%%
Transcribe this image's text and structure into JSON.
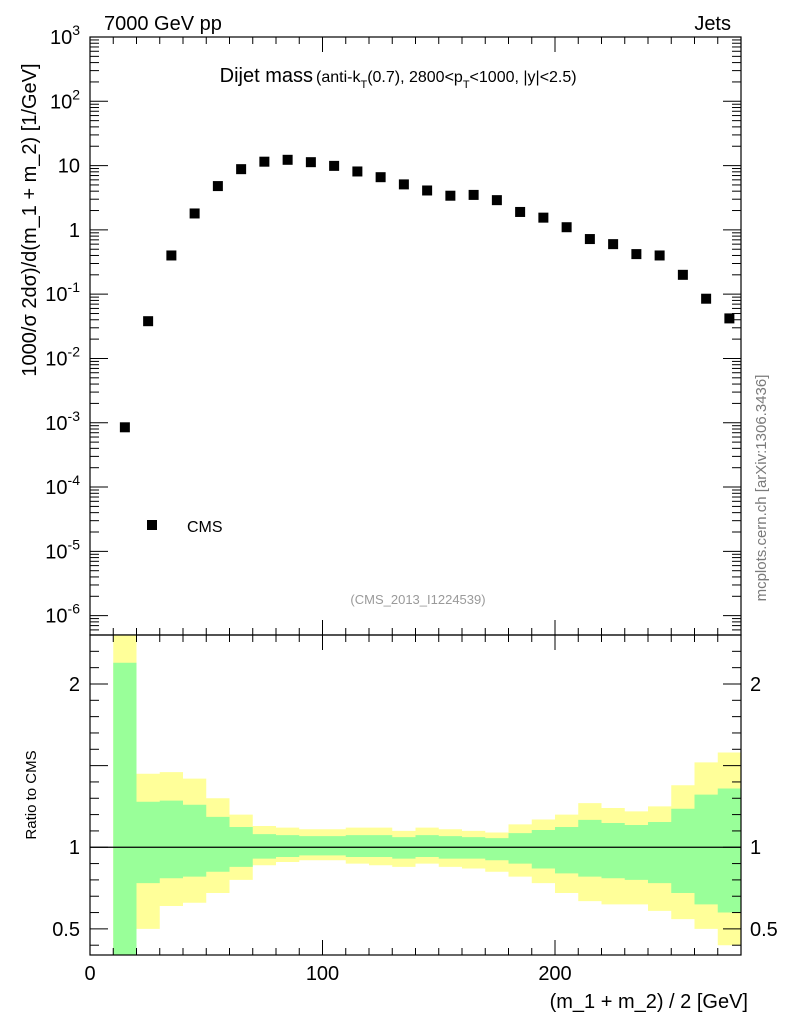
{
  "header": {
    "left": "7000 GeV pp",
    "right": "Jets",
    "side_label": "mcplots.cern.ch [arXiv:1306.3436]"
  },
  "chart_data": [
    {
      "type": "scatter",
      "panel": "main",
      "title_main": "Dijet mass",
      "title_detail": "(anti-k_T(0.7), 2800<p_T<1000, |y|<2.5)",
      "watermark": "(CMS_2013_I1224539)",
      "ylabel": "1000/σ 2dσ)/d(m_1 + m_2) [1/GeV]",
      "y_scale": "log",
      "ylim": [
        5e-07,
        1000
      ],
      "xlim": [
        0,
        280
      ],
      "y_ticks": [
        {
          "v": 1e-06,
          "m": "10",
          "e": "-6"
        },
        {
          "v": 1e-05,
          "m": "10",
          "e": "-5"
        },
        {
          "v": 0.0001,
          "m": "10",
          "e": "-4"
        },
        {
          "v": 0.001,
          "m": "10",
          "e": "-3"
        },
        {
          "v": 0.01,
          "m": "10",
          "e": "-2"
        },
        {
          "v": 0.1,
          "m": "10",
          "e": "-1"
        },
        {
          "v": 1,
          "m": "1",
          "e": ""
        },
        {
          "v": 10,
          "m": "10",
          "e": ""
        },
        {
          "v": 100,
          "m": "10",
          "e": "2"
        },
        {
          "v": 1000,
          "m": "10",
          "e": "3"
        }
      ],
      "legend": "top-left",
      "series": [
        {
          "name": "CMS",
          "marker": "square",
          "color": "#000000",
          "x": [
            15,
            25,
            35,
            45,
            55,
            65,
            75,
            85,
            95,
            105,
            115,
            125,
            135,
            145,
            155,
            165,
            175,
            185,
            195,
            205,
            215,
            225,
            235,
            245,
            255,
            265,
            275
          ],
          "y": [
            0.00085,
            0.038,
            0.4,
            1.8,
            4.8,
            8.8,
            11.5,
            12.3,
            11.3,
            9.9,
            8.1,
            6.6,
            5.1,
            4.1,
            3.4,
            3.5,
            2.9,
            1.9,
            1.55,
            1.1,
            0.72,
            0.6,
            0.42,
            0.4,
            0.2,
            0.085,
            0.042
          ]
        }
      ]
    },
    {
      "type": "area",
      "panel": "ratio",
      "ylabel": "Ratio to CMS",
      "xlabel": "(m_1 + m_2) / 2 [GeV]",
      "ylim": [
        0.34,
        2.3
      ],
      "xlim": [
        0,
        280
      ],
      "x_tick_labels": [
        "0",
        "100",
        "200"
      ],
      "y_tick_labels": [
        "0.5",
        "1",
        "2"
      ],
      "reference_line": 1,
      "bin_edges": [
        10,
        20,
        30,
        40,
        50,
        60,
        70,
        80,
        90,
        100,
        110,
        120,
        130,
        140,
        150,
        160,
        170,
        180,
        190,
        200,
        210,
        220,
        230,
        240,
        250,
        260,
        270,
        280
      ],
      "bands": [
        {
          "name": "outer",
          "color": "#ffff99",
          "lo": [
            0.34,
            0.5,
            0.64,
            0.66,
            0.72,
            0.8,
            0.89,
            0.91,
            0.92,
            0.92,
            0.9,
            0.89,
            0.88,
            0.9,
            0.88,
            0.87,
            0.85,
            0.82,
            0.78,
            0.72,
            0.67,
            0.65,
            0.65,
            0.61,
            0.56,
            0.5,
            0.4
          ],
          "hi": [
            2.3,
            1.45,
            1.46,
            1.42,
            1.3,
            1.2,
            1.13,
            1.12,
            1.11,
            1.11,
            1.12,
            1.12,
            1.1,
            1.12,
            1.11,
            1.1,
            1.09,
            1.14,
            1.17,
            1.2,
            1.27,
            1.24,
            1.22,
            1.25,
            1.38,
            1.52,
            1.58
          ]
        },
        {
          "name": "inner",
          "color": "#99ff99",
          "lo": [
            0.34,
            0.78,
            0.81,
            0.82,
            0.85,
            0.88,
            0.93,
            0.94,
            0.95,
            0.95,
            0.94,
            0.94,
            0.93,
            0.94,
            0.93,
            0.93,
            0.92,
            0.9,
            0.87,
            0.84,
            0.82,
            0.81,
            0.8,
            0.78,
            0.72,
            0.65,
            0.6
          ]
        }
      ]
    }
  ]
}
%%
## [GIVEN EXERCISE]
Transcribe the full listing character for character. Pictures are excluded.

## [RESULT FOR THIS EXERCISE]
Transcribe this image's text and structure into JSON.
{
  "header": {
    "left": "7000 GeV pp",
    "right": "Jets",
    "side_label": "mcplots.cern.ch [arXiv:1306.3436]"
  },
  "chart_data": [
    {
      "type": "scatter",
      "panel": "main",
      "title_main": "Dijet mass",
      "title_detail": "(anti-k_T(0.7), 2800<p_T<1000, |y|<2.5)",
      "watermark": "(CMS_2013_I1224539)",
      "ylabel": "1000/σ 2dσ)/d(m_1 + m_2) [1/GeV]",
      "y_scale": "log",
      "ylim": [
        5e-07,
        1000
      ],
      "xlim": [
        0,
        280
      ],
      "y_ticks": [
        {
          "v": 1e-06,
          "m": "10",
          "e": "-6"
        },
        {
          "v": 1e-05,
          "m": "10",
          "e": "-5"
        },
        {
          "v": 0.0001,
          "m": "10",
          "e": "-4"
        },
        {
          "v": 0.001,
          "m": "10",
          "e": "-3"
        },
        {
          "v": 0.01,
          "m": "10",
          "e": "-2"
        },
        {
          "v": 0.1,
          "m": "10",
          "e": "-1"
        },
        {
          "v": 1,
          "m": "1",
          "e": ""
        },
        {
          "v": 10,
          "m": "10",
          "e": ""
        },
        {
          "v": 100,
          "m": "10",
          "e": "2"
        },
        {
          "v": 1000,
          "m": "10",
          "e": "3"
        }
      ],
      "legend": "top-left",
      "series": [
        {
          "name": "CMS",
          "marker": "square",
          "color": "#000000",
          "x": [
            15,
            25,
            35,
            45,
            55,
            65,
            75,
            85,
            95,
            105,
            115,
            125,
            135,
            145,
            155,
            165,
            175,
            185,
            195,
            205,
            215,
            225,
            235,
            245,
            255,
            265,
            275
          ],
          "y": [
            0.00085,
            0.038,
            0.4,
            1.8,
            4.8,
            8.8,
            11.5,
            12.3,
            11.3,
            9.9,
            8.1,
            6.6,
            5.1,
            4.1,
            3.4,
            3.5,
            2.9,
            1.9,
            1.55,
            1.1,
            0.72,
            0.6,
            0.42,
            0.4,
            0.2,
            0.085,
            0.042
          ]
        }
      ]
    },
    {
      "type": "area",
      "panel": "ratio",
      "ylabel": "Ratio to CMS",
      "xlabel": "(m_1 + m_2) / 2 [GeV]",
      "ylim": [
        0.34,
        2.3
      ],
      "xlim": [
        0,
        280
      ],
      "x_tick_labels": [
        "0",
        "100",
        "200"
      ],
      "y_tick_labels": [
        "0.5",
        "1",
        "2"
      ],
      "reference_line": 1,
      "bin_edges": [
        10,
        20,
        30,
        40,
        50,
        60,
        70,
        80,
        90,
        100,
        110,
        120,
        130,
        140,
        150,
        160,
        170,
        180,
        190,
        200,
        210,
        220,
        230,
        240,
        250,
        260,
        270,
        280
      ],
      "bands": [
        {
          "name": "outer",
          "color": "#ffff99",
          "lo": [
            0.34,
            0.5,
            0.64,
            0.66,
            0.72,
            0.8,
            0.89,
            0.91,
            0.92,
            0.92,
            0.9,
            0.89,
            0.88,
            0.9,
            0.88,
            0.87,
            0.85,
            0.82,
            0.78,
            0.72,
            0.67,
            0.65,
            0.65,
            0.61,
            0.56,
            0.5,
            0.4
          ],
          "hi": [
            2.3,
            1.45,
            1.46,
            1.42,
            1.3,
            1.2,
            1.13,
            1.12,
            1.11,
            1.11,
            1.12,
            1.12,
            1.1,
            1.12,
            1.11,
            1.1,
            1.09,
            1.14,
            1.17,
            1.2,
            1.27,
            1.24,
            1.22,
            1.25,
            1.38,
            1.52,
            1.58
          ]
        },
        {
          "name": "inner",
          "color": "#99ff99",
          "lo": [
            0.34,
            0.78,
            0.81,
            0.82,
            0.85,
            0.88,
            0.93,
            0.94,
            0.95,
            0.95,
            0.94,
            0.94,
            0.93,
            0.94,
            0.93,
            0.93,
            0.92,
            0.9,
            0.87,
            0.84,
            0.82,
            0.81,
            0.8,
            0.78,
            0.72,
            0.65,
            0.6
          ]
        }
      ]
    }
  ]
}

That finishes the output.